#### Job
Determine the number of lines that have the string "user" in them, and give only that number.

#### Recorded information

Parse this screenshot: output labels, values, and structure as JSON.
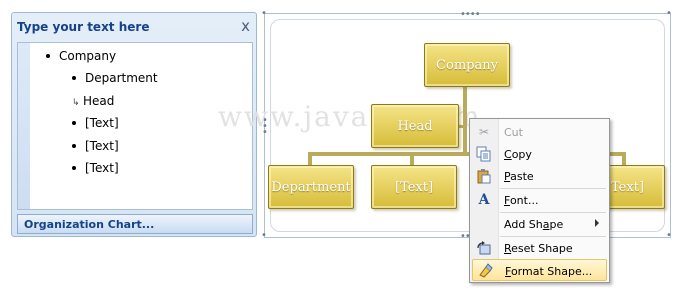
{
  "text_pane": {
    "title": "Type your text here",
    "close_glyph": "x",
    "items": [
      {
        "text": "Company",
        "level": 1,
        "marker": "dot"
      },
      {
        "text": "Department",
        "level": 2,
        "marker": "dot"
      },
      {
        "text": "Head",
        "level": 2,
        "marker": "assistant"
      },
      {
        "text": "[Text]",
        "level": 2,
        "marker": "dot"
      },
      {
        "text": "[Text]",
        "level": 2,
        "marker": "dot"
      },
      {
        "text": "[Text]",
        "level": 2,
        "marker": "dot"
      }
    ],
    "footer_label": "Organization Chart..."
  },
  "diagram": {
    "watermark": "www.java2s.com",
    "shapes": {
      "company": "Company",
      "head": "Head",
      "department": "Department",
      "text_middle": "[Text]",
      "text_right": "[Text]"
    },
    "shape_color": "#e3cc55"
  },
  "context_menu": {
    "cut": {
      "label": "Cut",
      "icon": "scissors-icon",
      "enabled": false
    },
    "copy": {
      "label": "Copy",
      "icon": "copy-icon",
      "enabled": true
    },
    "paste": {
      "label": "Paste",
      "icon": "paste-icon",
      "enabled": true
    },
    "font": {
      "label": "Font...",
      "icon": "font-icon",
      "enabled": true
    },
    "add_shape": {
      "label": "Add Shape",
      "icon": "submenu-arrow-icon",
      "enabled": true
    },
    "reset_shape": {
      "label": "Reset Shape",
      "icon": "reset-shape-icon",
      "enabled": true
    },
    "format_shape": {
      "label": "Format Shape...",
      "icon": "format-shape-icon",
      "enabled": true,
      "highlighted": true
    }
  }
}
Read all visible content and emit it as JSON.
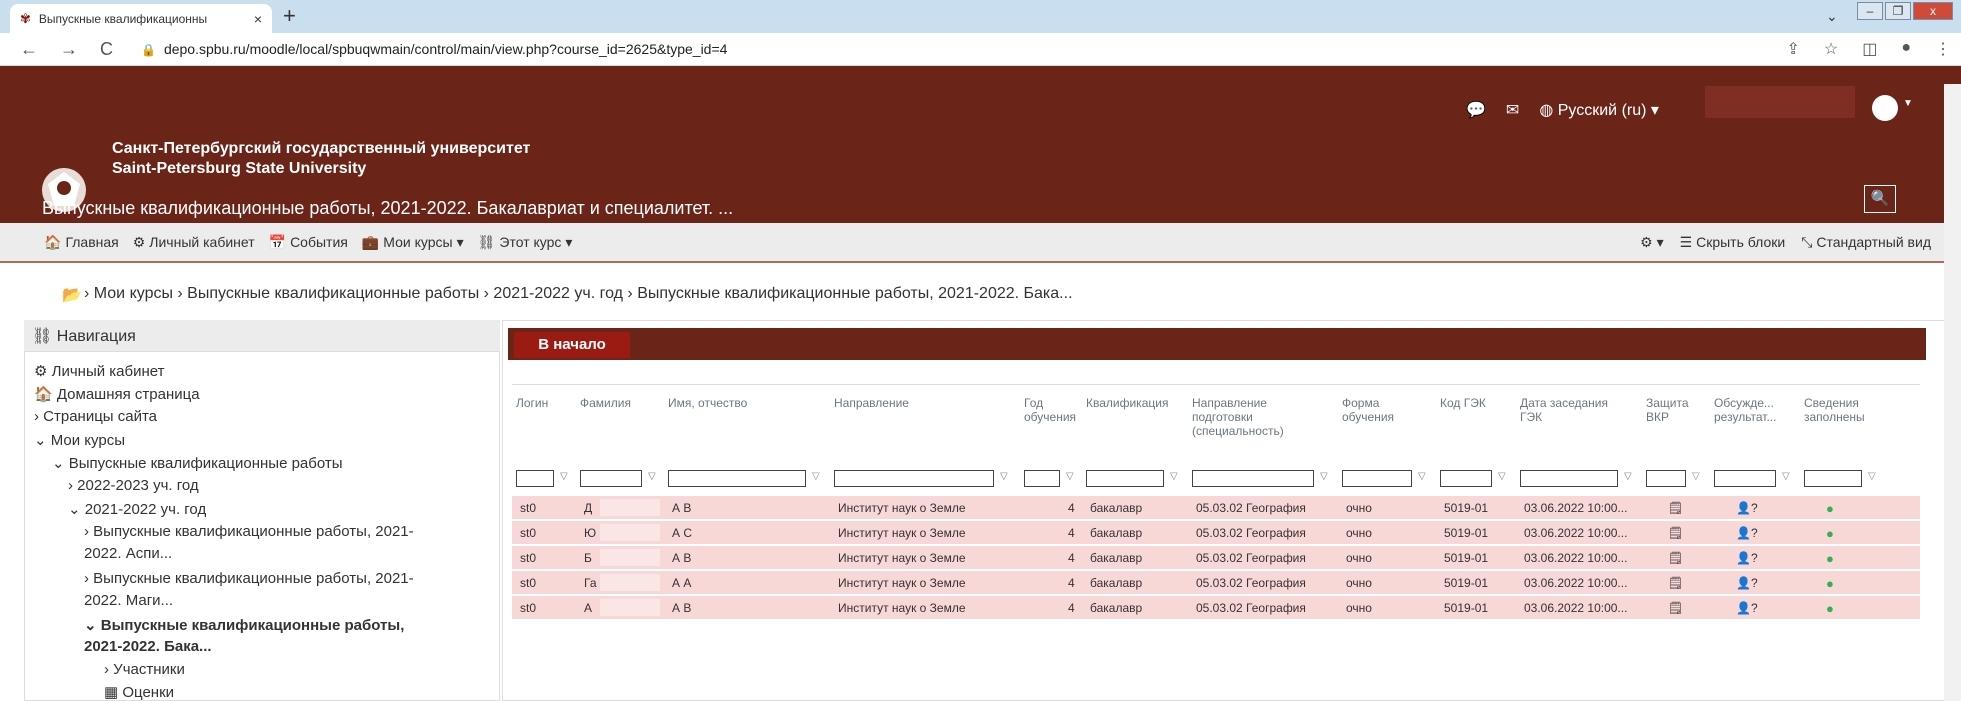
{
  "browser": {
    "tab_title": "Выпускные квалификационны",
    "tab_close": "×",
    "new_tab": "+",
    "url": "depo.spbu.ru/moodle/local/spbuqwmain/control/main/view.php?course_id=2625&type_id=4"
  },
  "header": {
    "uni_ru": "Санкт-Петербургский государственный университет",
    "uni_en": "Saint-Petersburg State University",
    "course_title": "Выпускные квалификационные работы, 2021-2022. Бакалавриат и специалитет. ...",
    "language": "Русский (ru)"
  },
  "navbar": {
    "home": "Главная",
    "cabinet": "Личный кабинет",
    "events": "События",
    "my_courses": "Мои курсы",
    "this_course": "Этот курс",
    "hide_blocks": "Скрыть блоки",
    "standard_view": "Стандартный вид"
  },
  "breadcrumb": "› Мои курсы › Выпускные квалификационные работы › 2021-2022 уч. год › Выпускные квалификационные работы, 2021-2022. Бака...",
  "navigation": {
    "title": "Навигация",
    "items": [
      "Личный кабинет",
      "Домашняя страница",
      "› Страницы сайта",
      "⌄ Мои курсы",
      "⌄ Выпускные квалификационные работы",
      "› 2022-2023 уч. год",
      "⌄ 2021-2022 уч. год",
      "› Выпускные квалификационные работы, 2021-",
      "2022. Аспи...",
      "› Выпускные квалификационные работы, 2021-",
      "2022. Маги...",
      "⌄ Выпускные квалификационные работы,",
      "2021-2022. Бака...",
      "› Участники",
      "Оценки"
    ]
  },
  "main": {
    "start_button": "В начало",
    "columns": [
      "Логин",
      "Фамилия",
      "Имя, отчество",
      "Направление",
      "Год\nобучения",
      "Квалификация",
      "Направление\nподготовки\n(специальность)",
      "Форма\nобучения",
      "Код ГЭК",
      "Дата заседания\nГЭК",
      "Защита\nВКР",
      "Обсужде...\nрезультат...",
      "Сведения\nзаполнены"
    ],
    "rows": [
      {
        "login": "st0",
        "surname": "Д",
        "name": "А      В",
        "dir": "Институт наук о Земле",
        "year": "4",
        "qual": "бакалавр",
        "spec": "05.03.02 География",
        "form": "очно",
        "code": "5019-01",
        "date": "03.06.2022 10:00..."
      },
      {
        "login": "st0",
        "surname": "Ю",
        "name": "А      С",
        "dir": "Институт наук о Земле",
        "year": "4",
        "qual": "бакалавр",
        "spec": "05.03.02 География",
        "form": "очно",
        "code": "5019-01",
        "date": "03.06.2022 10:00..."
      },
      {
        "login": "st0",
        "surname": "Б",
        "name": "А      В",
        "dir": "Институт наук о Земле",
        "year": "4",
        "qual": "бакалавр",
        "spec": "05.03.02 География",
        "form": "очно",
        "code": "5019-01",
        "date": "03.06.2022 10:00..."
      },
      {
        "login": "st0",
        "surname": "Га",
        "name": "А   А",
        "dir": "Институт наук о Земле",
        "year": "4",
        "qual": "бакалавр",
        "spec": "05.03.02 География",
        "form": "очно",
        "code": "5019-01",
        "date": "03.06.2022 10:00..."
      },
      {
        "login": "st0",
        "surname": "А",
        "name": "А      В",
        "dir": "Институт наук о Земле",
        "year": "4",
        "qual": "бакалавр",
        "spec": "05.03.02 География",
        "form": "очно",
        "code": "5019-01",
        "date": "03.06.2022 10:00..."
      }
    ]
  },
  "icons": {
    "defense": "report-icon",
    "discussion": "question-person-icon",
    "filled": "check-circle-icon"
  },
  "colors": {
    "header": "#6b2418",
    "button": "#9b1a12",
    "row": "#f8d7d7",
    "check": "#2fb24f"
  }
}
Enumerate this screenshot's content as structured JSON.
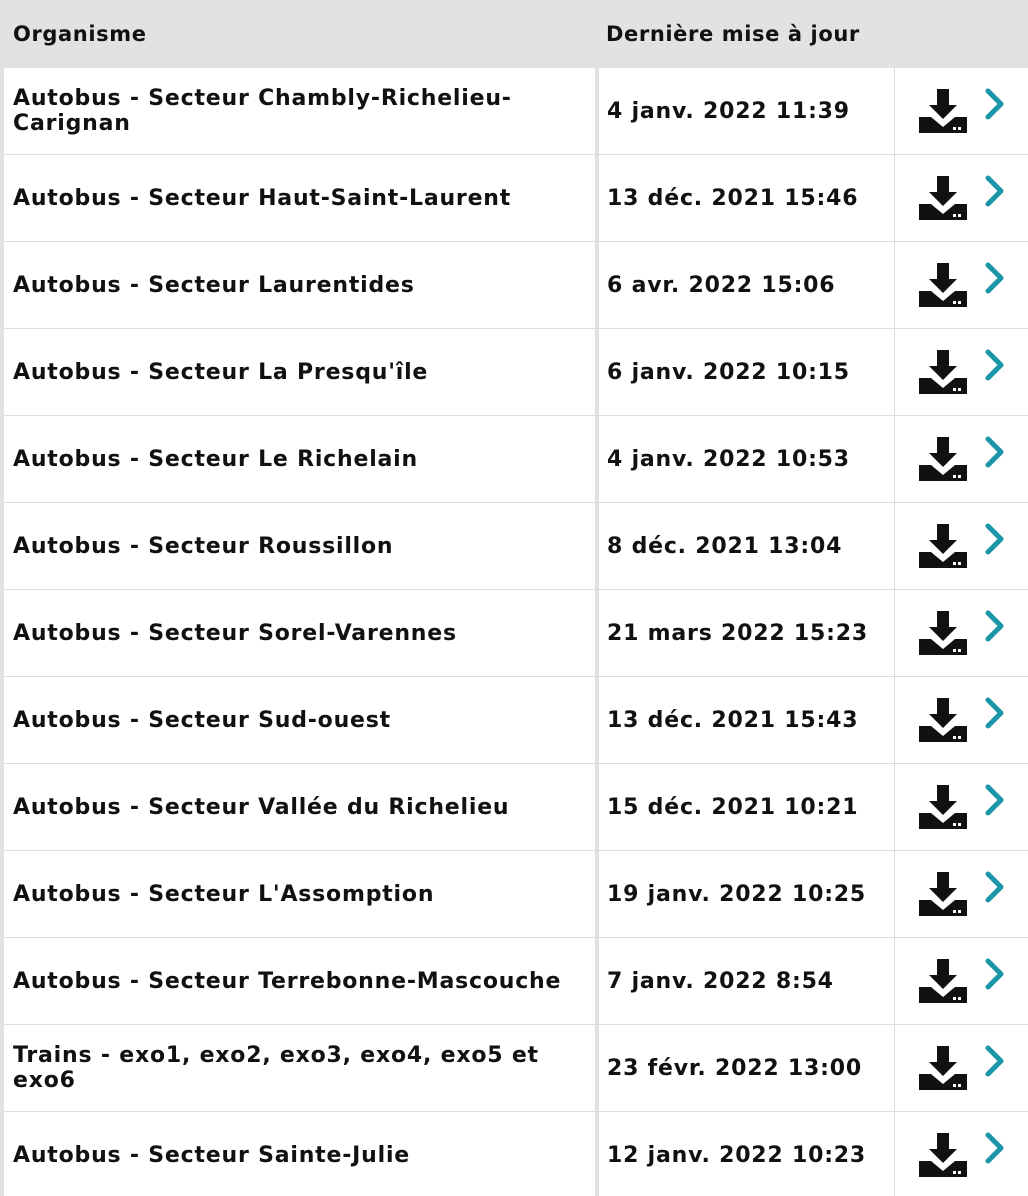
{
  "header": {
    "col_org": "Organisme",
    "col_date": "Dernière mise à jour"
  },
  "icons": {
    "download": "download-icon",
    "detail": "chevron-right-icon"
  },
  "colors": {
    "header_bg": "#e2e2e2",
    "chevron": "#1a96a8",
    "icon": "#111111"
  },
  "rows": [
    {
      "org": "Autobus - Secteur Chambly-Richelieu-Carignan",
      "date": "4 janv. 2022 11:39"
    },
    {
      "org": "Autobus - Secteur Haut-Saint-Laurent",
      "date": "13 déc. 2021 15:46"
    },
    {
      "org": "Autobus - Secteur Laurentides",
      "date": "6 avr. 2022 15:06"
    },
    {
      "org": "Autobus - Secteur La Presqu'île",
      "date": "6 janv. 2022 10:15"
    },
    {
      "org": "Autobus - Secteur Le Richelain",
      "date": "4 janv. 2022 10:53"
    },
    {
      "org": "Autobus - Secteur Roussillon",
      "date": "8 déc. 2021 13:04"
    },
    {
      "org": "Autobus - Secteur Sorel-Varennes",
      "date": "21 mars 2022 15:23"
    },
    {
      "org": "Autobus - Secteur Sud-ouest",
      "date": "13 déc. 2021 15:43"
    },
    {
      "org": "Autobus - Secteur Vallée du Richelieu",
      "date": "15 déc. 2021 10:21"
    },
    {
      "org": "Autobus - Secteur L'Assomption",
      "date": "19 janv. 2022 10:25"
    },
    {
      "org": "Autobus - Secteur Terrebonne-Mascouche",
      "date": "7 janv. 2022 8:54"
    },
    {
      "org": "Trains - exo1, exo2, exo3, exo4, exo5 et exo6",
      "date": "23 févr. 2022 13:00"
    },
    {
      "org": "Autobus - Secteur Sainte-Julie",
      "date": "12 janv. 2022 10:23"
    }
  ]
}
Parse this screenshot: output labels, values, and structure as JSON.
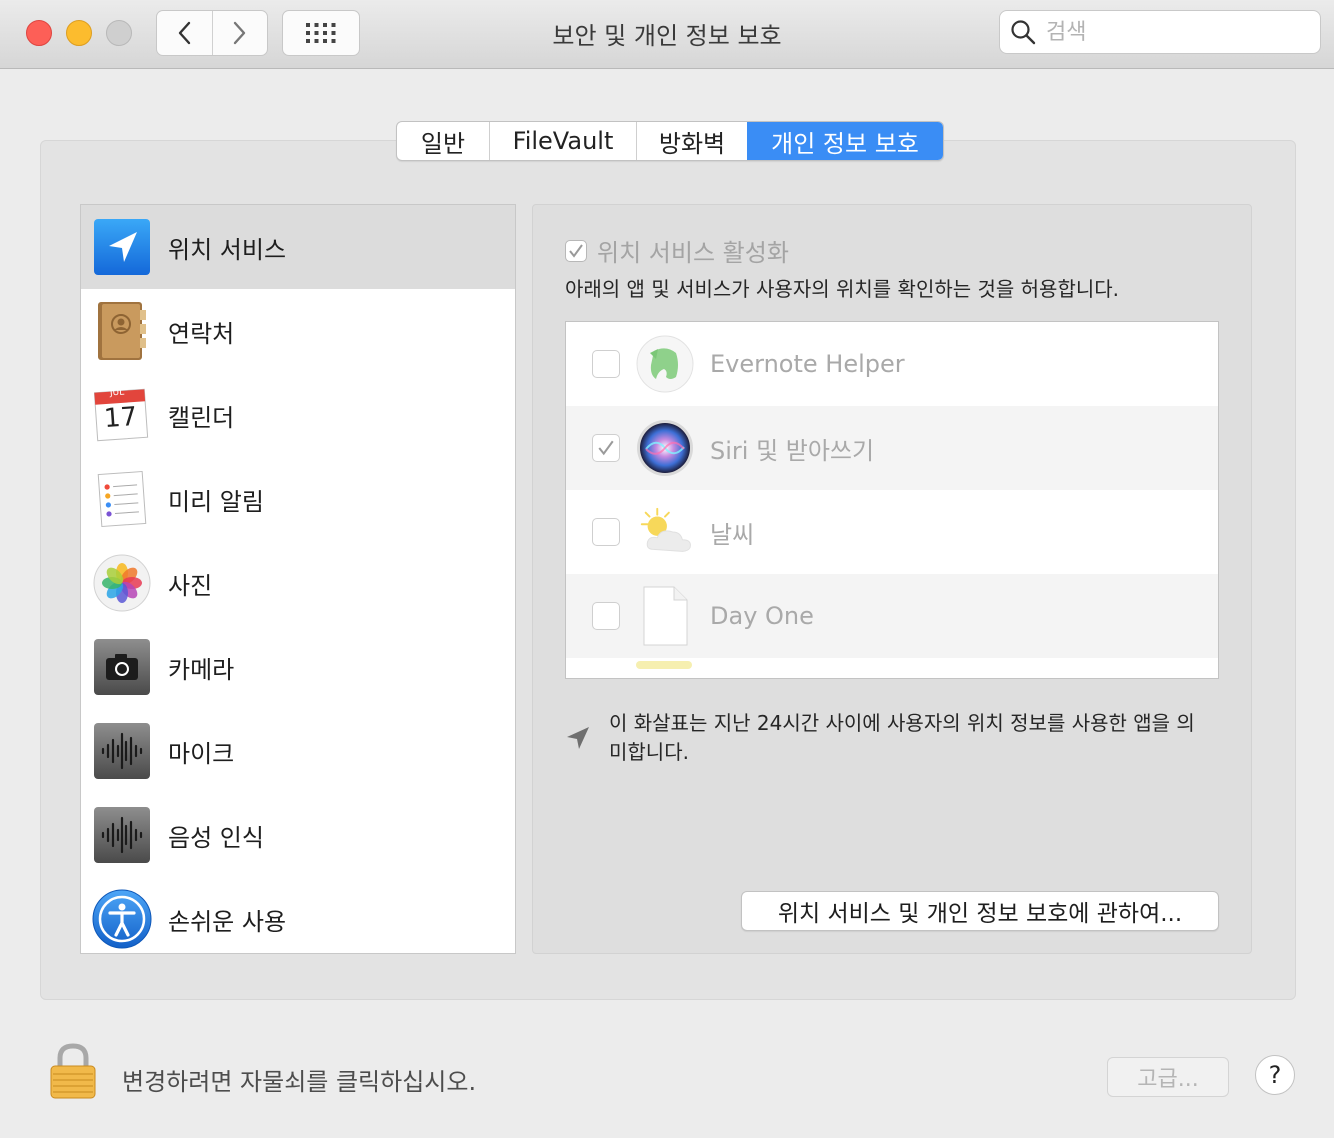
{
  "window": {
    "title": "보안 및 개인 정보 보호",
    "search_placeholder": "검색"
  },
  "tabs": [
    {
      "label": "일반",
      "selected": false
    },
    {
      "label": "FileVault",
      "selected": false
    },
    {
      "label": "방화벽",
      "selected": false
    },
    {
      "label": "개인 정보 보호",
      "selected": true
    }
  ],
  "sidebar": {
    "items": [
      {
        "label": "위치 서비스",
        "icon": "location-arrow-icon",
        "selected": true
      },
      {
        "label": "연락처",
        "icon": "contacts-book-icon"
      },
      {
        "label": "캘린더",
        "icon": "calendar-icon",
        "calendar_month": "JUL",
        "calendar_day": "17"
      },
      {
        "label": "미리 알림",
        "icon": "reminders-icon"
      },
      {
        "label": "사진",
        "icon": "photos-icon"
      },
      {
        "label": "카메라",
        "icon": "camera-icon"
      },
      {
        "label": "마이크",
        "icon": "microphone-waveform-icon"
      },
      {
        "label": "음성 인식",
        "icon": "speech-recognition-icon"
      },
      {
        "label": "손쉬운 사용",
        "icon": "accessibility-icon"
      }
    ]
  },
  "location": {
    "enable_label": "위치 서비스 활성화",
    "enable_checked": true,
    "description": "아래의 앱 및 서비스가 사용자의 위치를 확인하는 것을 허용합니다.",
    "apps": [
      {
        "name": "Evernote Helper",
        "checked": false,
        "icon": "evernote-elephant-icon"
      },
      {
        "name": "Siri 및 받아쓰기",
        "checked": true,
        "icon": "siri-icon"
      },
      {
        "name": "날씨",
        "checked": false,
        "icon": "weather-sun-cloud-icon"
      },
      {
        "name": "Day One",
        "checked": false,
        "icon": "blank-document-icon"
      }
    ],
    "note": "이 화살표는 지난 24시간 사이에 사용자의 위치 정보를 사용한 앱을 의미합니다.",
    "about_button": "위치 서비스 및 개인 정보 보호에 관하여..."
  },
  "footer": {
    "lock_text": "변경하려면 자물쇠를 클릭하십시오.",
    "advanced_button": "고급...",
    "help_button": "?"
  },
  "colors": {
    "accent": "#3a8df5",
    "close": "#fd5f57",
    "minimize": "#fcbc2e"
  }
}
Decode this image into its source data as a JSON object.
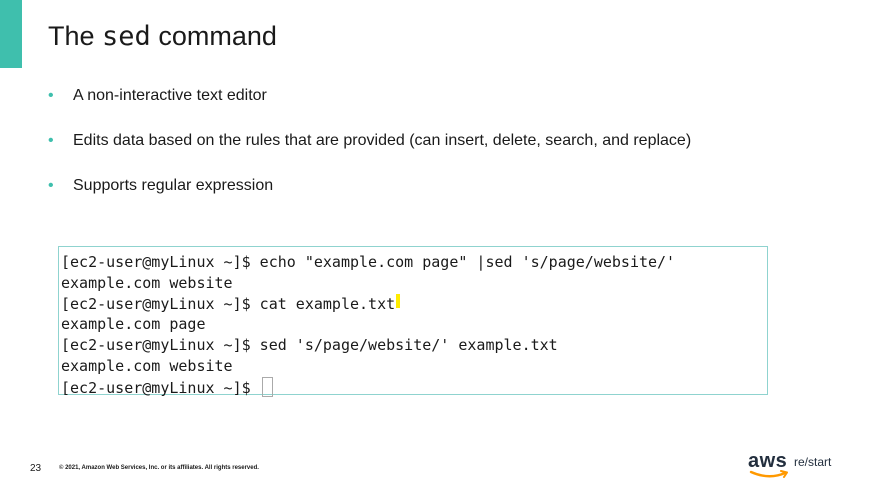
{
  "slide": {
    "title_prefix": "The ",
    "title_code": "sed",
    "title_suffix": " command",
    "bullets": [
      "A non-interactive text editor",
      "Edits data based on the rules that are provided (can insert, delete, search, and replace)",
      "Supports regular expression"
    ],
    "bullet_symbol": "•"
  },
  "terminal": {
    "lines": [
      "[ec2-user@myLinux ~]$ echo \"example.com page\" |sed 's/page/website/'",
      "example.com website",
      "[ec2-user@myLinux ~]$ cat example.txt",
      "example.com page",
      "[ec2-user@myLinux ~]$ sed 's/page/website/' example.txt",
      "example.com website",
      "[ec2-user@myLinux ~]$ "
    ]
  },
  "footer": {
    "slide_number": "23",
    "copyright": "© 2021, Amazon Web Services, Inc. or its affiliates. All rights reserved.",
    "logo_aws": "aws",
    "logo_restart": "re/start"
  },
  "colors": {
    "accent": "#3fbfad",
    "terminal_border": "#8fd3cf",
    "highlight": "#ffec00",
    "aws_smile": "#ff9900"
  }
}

#### Task answer
4